(REQUIREMENTS)
Check each line of the data for "this" and select those that have it.

Dataset excerpts:
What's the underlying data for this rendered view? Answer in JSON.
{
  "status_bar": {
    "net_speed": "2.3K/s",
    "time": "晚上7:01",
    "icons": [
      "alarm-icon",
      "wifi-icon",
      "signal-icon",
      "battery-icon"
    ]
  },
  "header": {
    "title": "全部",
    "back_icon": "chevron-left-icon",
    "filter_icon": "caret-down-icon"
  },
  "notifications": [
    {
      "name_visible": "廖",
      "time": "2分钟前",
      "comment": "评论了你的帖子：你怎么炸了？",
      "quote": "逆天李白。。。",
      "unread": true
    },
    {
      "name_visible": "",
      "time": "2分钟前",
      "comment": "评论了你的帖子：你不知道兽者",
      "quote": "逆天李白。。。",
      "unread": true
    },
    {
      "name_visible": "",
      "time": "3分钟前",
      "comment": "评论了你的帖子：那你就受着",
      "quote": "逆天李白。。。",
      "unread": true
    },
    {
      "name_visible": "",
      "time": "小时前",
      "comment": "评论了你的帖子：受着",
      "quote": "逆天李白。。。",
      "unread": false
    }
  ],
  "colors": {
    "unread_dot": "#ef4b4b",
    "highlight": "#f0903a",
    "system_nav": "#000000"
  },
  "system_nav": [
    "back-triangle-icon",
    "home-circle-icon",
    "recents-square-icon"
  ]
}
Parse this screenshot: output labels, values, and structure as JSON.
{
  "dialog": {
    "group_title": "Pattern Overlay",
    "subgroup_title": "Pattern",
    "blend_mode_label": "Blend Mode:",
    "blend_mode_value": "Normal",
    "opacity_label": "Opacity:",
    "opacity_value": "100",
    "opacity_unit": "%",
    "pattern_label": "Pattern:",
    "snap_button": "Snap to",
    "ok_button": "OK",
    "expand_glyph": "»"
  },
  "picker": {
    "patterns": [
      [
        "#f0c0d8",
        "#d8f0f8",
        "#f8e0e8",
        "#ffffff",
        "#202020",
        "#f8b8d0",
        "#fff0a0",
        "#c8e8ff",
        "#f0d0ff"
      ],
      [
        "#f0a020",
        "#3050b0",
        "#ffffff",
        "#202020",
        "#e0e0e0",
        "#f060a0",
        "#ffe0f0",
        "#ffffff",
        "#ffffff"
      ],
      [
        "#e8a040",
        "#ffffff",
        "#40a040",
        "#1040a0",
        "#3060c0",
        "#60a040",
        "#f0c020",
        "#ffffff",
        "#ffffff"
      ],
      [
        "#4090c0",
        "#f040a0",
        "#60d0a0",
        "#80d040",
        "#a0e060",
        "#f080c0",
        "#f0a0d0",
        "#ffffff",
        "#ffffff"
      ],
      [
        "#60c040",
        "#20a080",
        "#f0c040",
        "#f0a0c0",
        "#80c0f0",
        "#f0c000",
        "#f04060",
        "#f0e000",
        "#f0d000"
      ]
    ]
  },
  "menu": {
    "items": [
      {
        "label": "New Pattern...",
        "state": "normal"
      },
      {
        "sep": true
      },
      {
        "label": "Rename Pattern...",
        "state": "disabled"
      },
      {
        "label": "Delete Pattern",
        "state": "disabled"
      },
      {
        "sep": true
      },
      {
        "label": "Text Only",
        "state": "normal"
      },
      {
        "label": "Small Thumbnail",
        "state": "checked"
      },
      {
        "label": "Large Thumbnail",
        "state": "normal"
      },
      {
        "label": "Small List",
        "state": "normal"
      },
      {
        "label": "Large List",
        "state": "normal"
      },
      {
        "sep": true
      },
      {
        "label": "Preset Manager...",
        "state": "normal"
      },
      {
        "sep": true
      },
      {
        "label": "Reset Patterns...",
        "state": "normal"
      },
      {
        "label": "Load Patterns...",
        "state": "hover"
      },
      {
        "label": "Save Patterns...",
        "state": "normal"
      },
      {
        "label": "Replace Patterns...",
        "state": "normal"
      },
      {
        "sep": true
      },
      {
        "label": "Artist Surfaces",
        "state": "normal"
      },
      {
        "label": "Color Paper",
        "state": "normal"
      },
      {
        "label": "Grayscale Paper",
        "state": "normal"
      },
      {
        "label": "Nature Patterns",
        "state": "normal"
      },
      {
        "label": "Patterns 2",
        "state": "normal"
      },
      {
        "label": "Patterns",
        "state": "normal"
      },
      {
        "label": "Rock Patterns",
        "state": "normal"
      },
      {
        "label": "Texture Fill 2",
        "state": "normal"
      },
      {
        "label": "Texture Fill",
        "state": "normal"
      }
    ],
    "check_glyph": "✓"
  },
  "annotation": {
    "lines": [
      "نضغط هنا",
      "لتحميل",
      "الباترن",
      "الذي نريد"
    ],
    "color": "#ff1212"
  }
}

---

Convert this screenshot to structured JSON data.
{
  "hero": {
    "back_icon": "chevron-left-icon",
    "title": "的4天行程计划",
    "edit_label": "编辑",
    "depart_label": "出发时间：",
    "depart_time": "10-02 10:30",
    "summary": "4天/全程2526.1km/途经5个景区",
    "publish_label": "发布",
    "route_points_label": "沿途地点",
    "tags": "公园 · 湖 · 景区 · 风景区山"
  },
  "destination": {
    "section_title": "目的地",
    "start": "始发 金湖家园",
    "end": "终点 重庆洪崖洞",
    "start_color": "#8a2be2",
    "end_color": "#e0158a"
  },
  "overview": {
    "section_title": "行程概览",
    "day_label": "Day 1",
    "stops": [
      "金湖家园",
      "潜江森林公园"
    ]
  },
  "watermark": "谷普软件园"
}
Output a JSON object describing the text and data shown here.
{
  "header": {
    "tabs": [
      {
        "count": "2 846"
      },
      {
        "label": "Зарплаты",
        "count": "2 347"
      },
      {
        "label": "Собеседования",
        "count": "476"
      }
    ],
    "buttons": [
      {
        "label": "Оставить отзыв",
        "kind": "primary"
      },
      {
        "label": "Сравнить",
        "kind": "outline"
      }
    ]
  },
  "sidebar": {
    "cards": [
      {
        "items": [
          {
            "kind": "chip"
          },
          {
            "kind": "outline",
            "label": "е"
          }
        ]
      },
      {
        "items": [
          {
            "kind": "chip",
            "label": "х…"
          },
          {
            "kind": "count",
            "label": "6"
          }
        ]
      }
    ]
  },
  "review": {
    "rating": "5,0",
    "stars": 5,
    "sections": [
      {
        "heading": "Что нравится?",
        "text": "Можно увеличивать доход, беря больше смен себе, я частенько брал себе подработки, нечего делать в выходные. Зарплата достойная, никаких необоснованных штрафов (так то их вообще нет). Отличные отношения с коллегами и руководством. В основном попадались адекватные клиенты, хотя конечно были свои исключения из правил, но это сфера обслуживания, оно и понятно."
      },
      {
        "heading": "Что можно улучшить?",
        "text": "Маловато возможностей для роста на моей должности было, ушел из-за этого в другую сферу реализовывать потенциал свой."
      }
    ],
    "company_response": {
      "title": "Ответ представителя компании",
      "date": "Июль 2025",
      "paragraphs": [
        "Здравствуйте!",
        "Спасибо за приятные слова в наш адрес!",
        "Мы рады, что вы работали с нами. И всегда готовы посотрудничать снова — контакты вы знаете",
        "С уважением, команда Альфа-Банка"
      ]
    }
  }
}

(THE SOLUTION)
What's the underlying data for this rendered view? Answer in JSON.
Parse this screenshot: output labels, values, and structure as JSON.
Convert this screenshot to structured JSON data.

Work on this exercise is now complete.